TASK OBJECTIVE: Print all the data, keeping every line exactly as it is.

-- start INPUT ROWS --

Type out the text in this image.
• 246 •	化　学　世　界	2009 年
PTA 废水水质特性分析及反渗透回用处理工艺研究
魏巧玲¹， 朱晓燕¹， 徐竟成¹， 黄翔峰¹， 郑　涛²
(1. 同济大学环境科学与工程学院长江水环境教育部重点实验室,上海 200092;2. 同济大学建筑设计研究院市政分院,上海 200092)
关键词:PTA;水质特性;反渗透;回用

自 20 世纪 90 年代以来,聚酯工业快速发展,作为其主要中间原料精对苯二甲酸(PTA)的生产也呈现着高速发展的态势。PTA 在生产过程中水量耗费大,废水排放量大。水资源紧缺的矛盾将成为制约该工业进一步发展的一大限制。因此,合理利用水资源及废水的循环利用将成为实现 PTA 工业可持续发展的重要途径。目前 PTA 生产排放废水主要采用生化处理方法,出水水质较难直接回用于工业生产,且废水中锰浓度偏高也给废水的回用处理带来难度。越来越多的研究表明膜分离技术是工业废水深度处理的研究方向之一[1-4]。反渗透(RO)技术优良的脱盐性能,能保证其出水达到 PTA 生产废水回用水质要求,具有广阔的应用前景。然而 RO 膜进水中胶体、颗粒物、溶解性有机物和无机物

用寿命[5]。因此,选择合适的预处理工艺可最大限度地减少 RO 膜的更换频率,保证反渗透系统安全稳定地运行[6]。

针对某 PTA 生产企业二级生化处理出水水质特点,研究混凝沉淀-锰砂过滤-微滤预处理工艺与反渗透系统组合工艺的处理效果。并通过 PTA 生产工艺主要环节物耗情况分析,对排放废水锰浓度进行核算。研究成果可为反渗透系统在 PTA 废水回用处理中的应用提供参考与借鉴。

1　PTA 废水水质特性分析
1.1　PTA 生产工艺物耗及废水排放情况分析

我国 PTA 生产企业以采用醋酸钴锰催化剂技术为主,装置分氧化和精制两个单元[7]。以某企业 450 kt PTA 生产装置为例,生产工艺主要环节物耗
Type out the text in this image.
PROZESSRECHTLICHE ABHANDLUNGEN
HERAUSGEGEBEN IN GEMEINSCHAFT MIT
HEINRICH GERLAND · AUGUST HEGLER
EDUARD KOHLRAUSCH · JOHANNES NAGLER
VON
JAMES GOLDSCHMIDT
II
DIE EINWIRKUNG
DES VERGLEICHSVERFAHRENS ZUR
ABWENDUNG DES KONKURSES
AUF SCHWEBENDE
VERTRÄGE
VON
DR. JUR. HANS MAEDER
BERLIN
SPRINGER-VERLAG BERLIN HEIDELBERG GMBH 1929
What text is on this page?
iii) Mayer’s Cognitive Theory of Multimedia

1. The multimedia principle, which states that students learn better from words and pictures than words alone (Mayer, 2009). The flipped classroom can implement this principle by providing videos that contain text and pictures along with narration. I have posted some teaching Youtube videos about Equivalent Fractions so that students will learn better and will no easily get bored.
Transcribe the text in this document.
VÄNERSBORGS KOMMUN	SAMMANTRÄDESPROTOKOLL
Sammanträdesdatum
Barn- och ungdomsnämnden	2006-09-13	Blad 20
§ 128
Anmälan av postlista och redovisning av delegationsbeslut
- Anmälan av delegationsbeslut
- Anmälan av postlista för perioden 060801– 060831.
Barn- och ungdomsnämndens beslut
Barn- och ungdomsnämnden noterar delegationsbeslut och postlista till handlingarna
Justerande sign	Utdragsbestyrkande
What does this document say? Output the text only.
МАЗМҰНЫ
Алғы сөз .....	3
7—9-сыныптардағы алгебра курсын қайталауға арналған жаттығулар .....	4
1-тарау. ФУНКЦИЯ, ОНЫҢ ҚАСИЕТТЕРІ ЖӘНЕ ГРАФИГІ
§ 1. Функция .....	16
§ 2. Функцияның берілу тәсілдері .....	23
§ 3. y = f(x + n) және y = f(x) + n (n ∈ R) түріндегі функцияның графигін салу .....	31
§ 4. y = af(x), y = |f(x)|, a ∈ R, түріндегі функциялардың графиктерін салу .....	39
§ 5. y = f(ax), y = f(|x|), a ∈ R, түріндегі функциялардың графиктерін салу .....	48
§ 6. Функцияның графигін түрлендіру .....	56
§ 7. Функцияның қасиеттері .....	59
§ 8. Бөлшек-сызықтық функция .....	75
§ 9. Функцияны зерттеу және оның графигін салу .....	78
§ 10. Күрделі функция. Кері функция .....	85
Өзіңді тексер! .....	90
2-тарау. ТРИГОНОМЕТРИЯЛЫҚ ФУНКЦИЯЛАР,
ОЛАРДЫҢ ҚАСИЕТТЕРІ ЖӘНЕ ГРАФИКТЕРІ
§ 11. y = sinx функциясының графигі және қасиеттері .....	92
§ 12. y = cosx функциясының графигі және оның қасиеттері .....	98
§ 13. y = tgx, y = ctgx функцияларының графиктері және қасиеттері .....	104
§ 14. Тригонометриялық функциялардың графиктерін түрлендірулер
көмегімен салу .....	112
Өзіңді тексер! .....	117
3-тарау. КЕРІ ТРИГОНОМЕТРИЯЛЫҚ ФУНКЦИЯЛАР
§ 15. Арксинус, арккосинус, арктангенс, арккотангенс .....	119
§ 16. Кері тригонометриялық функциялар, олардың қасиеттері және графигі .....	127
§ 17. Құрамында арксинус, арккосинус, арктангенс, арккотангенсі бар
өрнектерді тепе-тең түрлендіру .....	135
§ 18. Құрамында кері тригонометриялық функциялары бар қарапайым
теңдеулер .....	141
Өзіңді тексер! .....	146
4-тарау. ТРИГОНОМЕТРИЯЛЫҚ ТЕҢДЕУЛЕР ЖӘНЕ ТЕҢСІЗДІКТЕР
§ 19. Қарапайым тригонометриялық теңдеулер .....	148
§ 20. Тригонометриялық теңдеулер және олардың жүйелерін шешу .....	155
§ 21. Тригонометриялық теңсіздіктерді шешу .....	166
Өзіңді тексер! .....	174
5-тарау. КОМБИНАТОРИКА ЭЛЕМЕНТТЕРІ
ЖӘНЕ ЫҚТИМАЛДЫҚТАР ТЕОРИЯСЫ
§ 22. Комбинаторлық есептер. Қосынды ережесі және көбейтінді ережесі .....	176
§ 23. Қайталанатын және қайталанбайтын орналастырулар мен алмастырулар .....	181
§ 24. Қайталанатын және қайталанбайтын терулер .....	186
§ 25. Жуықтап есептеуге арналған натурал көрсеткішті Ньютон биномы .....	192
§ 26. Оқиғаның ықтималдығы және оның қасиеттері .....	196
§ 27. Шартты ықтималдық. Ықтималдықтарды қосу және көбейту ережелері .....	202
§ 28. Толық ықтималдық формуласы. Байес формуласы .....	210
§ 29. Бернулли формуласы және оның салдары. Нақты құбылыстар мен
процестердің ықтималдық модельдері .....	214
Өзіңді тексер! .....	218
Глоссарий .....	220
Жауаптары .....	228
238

-- end INPUT ROWS --

EXERCISE SOLUTION:
Type out the text in this image.
• 246 •	化　学　世　界	2009 年
PTA 废水水质特性分析及反渗透回用处理工艺研究
魏巧玲¹， 朱晓燕¹， 徐竟成¹， 黄翔峰¹， 郑　涛²
(1. 同济大学环境科学与工程学院长江水环境教育部重点实验室,上海 200092;2. 同济大学建筑设计研究院市政分院,上海 200092)
关键词:PTA;水质特性;反渗透;回用

自 20 世纪 90 年代以来,聚酯工业快速发展,作为其主要中间原料精对苯二甲酸(PTA)的生产也呈现着高速发展的态势。PTA 在生产过程中水量耗费大,废水排放量大。水资源紧缺的矛盾将成为制约该工业进一步发展的一大限制。因此,合理利用水资源及废水的循环利用将成为实现 PTA 工业可持续发展的重要途径。目前 PTA 生产排放废水主要采用生化处理方法,出水水质较难直接回用于工业生产,且废水中锰浓度偏高也给废水的回用处理带来难度。越来越多的研究表明膜分离技术是工业废水深度处理的研究方向之一[1-4]。反渗透(RO)技术优良的脱盐性能,能保证其出水达到 PTA 生产废水回用水质要求,具有广阔的应用前景。然而 RO 膜进水中胶体、颗粒物、溶解性有机物和无机物

用寿命[5]。因此,选择合适的预处理工艺可最大限度地减少 RO 膜的更换频率,保证反渗透系统安全稳定地运行[6]。

针对某 PTA 生产企业二级生化处理出水水质特点,研究混凝沉淀-锰砂过滤-微滤预处理工艺与反渗透系统组合工艺的处理效果。并通过 PTA 生产工艺主要环节物耗情况分析,对排放废水锰浓度进行核算。研究成果可为反渗透系统在 PTA 废水回用处理中的应用提供参考与借鉴。

1　PTA 废水水质特性分析
1.1　PTA 生产工艺物耗及废水排放情况分析

我国 PTA 生产企业以采用醋酸钴锰催化剂技术为主,装置分氧化和精制两个单元[7]。以某企业 450 kt PTA 生产装置为例,生产工艺主要环节物耗
Type out the text in this image.
PROZESSRECHTLICHE ABHANDLUNGEN
HERAUSGEGEBEN IN GEMEINSCHAFT MIT
HEINRICH GERLAND · AUGUST HEGLER
EDUARD KOHLRAUSCH · JOHANNES NAGLER
VON
JAMES GOLDSCHMIDT
II
DIE EINWIRKUNG
DES VERGLEICHSVERFAHRENS ZUR
ABWENDUNG DES KONKURSES
AUF SCHWEBENDE
VERTRÄGE
VON
DR. JUR. HANS MAEDER
BERLIN
SPRINGER-VERLAG BERLIN HEIDELBERG GMBH 1929
What text is on this page?
iii) Mayer’s Cognitive Theory of Multimedia

1. The multimedia principle, which states that students learn better from words and pictures than words alone (Mayer, 2009). The flipped classroom can implement this principle by providing videos that contain text and pictures along with narration. I have posted some teaching Youtube videos about Equivalent Fractions so that students will learn better and will no easily get bored.
Transcribe the text in this document.
VÄNERSBORGS KOMMUN	SAMMANTRÄDESPROTOKOLL
Sammanträdesdatum
Barn- och ungdomsnämnden	2006-09-13	Blad 20
§ 128
Anmälan av postlista och redovisning av delegationsbeslut
- Anmälan av delegationsbeslut
- Anmälan av postlista för perioden 060801– 060831.
Barn- och ungdomsnämndens beslut
Barn- och ungdomsnämnden noterar delegationsbeslut och postlista till handlingarna
Justerande sign	Utdragsbestyrkande
What does this document say? Output the text only.
МАЗМҰНЫ
Алғы сөз .....	3
7—9-сыныптардағы алгебра курсын қайталауға арналған жаттығулар .....	4
1-тарау. ФУНКЦИЯ, ОНЫҢ ҚАСИЕТТЕРІ ЖӘНЕ ГРАФИГІ
§ 1. Функция .....	16
§ 2. Функцияның берілу тәсілдері .....	23
§ 3. y = f(x + n) және y = f(x) + n (n ∈ R) түріндегі функцияның графигін салу .....	31
§ 4. y = af(x), y = |f(x)|, a ∈ R, түріндегі функциялардың графиктерін салу .....	39
§ 5. y = f(ax), y = f(|x|), a ∈ R, түріндегі функциялардың графиктерін салу .....	48
§ 6. Функцияның графигін түрлендіру .....	56
§ 7. Функцияның қасиеттері .....	59
§ 8. Бөлшек-сызықтық функция .....	75
§ 9. Функцияны зерттеу және оның графигін салу .....	78
§ 10. Күрделі функция. Кері функция .....	85
Өзіңді тексер! .....	90
2-тарау. ТРИГОНОМЕТРИЯЛЫҚ ФУНКЦИЯЛАР,
ОЛАРДЫҢ ҚАСИЕТТЕРІ ЖӘНЕ ГРАФИКТЕРІ
§ 11. y = sinx функциясының графигі және қасиеттері .....	92
§ 12. y = cosx функциясының графигі және оның қасиеттері .....	98
§ 13. y = tgx, y = ctgx функцияларының графиктері және қасиеттері .....	104
§ 14. Тригонометриялық функциялардың графиктерін түрлендірулер
көмегімен салу .....	112
Өзіңді тексер! .....	117
3-тарау. КЕРІ ТРИГОНОМЕТРИЯЛЫҚ ФУНКЦИЯЛАР
§ 15. Арксинус, арккосинус, арктангенс, арккотангенс .....	119
§ 16. Кері тригонометриялық функциялар, олардың қасиеттері және графигі .....	127
§ 17. Құрамында арксинус, арккосинус, арктангенс, арккотангенсі бар
өрнектерді тепе-тең түрлендіру .....	135
§ 18. Құрамында кері тригонометриялық функциялары бар қарапайым
теңдеулер .....	141
Өзіңді тексер! .....	146
4-тарау. ТРИГОНОМЕТРИЯЛЫҚ ТЕҢДЕУЛЕР ЖӘНЕ ТЕҢСІЗДІКТЕР
§ 19. Қарапайым тригонометриялық теңдеулер .....	148
§ 20. Тригонометриялық теңдеулер және олардың жүйелерін шешу .....	155
§ 21. Тригонометриялық теңсіздіктерді шешу .....	166
Өзіңді тексер! .....	174
5-тарау. КОМБИНАТОРИКА ЭЛЕМЕНТТЕРІ
ЖӘНЕ ЫҚТИМАЛДЫҚТАР ТЕОРИЯСЫ
§ 22. Комбинаторлық есептер. Қосынды ережесі және көбейтінді ережесі .....	176
§ 23. Қайталанатын және қайталанбайтын орналастырулар мен алмастырулар .....	181
§ 24. Қайталанатын және қайталанбайтын терулер .....	186
§ 25. Жуықтап есептеуге арналған натурал көрсеткішті Ньютон биномы .....	192
§ 26. Оқиғаның ықтималдығы және оның қасиеттері .....	196
§ 27. Шартты ықтималдық. Ықтималдықтарды қосу және көбейту ережелері .....	202
§ 28. Толық ықтималдық формуласы. Байес формуласы .....	210
§ 29. Бернулли формуласы және оның салдары. Нақты құбылыстар мен
процестердің ықтималдық модельдері .....	214
Өзіңді тексер! .....	218
Глоссарий .....	220
Жауаптары .....	228
238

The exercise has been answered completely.